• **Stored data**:

━━━━━━━━━━

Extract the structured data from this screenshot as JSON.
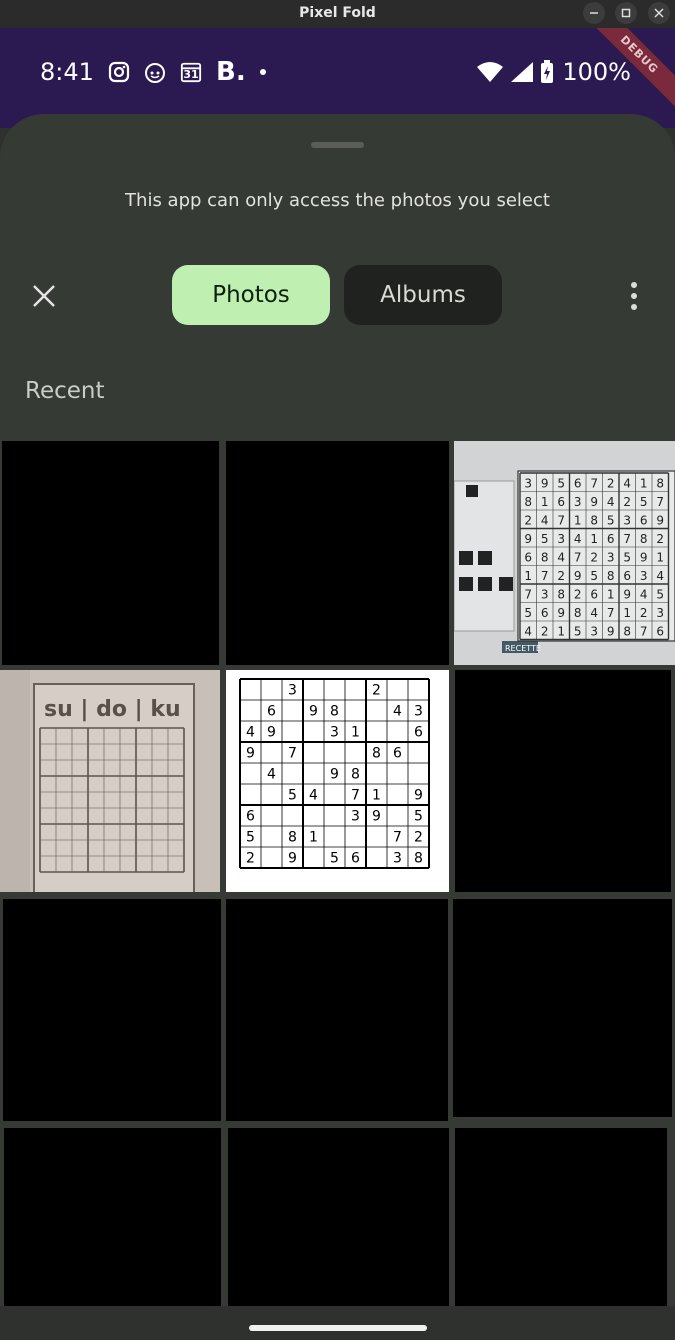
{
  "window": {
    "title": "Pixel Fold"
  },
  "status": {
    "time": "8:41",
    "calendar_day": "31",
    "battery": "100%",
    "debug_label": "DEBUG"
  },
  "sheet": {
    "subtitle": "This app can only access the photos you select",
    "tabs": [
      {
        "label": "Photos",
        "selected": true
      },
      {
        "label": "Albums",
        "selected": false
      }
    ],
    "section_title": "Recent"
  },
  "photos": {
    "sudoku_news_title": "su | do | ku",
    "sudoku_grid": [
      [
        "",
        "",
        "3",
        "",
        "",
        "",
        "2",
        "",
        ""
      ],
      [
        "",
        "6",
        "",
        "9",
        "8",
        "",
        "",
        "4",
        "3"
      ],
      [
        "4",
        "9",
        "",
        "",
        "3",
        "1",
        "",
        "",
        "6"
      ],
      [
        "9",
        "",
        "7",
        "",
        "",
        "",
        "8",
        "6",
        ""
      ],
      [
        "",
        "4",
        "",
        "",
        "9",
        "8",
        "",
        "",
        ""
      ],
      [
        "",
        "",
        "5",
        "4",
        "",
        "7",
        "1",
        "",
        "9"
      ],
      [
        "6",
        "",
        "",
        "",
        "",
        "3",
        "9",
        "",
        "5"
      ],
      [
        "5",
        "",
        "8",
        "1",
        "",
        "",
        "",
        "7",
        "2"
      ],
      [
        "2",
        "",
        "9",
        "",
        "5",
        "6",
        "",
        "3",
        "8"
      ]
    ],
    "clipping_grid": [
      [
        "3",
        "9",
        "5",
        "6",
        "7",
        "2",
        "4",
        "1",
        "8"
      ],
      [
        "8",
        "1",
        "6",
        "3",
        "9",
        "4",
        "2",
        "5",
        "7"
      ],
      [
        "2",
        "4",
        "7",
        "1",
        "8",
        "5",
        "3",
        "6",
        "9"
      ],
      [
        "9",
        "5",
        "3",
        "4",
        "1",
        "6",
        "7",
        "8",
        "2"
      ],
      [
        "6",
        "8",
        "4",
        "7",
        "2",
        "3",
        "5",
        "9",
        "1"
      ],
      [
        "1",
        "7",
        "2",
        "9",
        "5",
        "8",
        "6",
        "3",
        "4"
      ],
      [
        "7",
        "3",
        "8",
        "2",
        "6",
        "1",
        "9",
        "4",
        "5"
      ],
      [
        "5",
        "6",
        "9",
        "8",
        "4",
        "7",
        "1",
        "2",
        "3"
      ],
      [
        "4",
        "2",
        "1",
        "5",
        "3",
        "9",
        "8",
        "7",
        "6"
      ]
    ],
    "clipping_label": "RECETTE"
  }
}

━━━━━━━━━━

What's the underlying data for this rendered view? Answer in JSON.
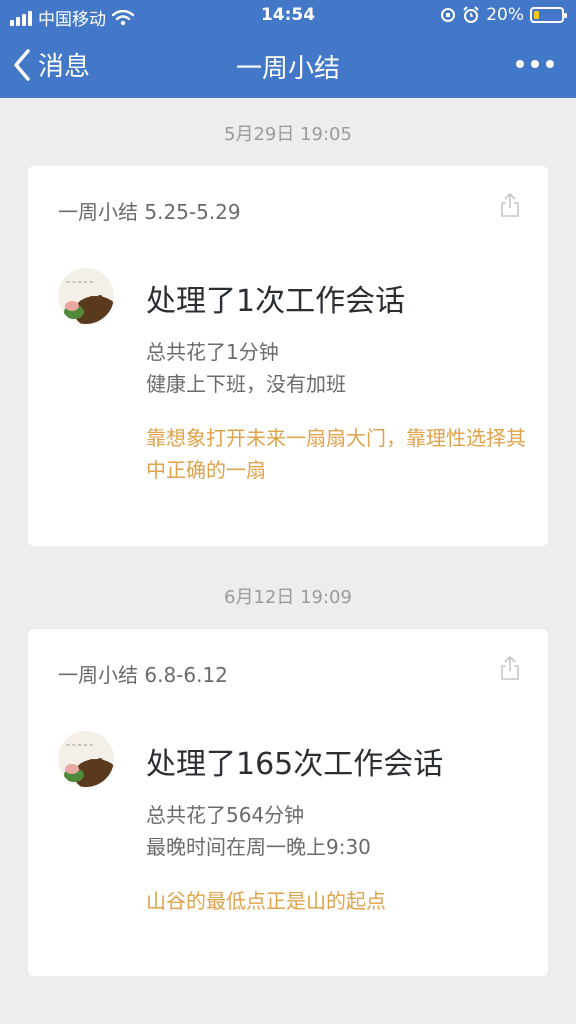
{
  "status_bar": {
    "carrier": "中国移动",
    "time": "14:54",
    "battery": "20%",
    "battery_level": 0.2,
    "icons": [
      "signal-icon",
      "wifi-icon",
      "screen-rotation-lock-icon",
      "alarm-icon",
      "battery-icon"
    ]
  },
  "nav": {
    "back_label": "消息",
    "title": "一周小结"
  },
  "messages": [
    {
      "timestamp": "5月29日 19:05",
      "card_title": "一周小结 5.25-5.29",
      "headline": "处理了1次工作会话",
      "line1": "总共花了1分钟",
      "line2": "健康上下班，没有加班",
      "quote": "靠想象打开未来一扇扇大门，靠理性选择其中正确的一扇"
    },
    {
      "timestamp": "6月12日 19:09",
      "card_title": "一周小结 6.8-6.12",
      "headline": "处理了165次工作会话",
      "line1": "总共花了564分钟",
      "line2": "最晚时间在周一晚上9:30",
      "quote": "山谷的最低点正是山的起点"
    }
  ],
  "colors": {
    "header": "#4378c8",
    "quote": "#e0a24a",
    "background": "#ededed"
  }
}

━━━━━━━━━━

• **What is expected**:
Collect the lines of the records that include the string "timestamp".

• **The reply**:
      "timestamp": "5月29日 19:05",
      "timestamp": "6月12日 19:09",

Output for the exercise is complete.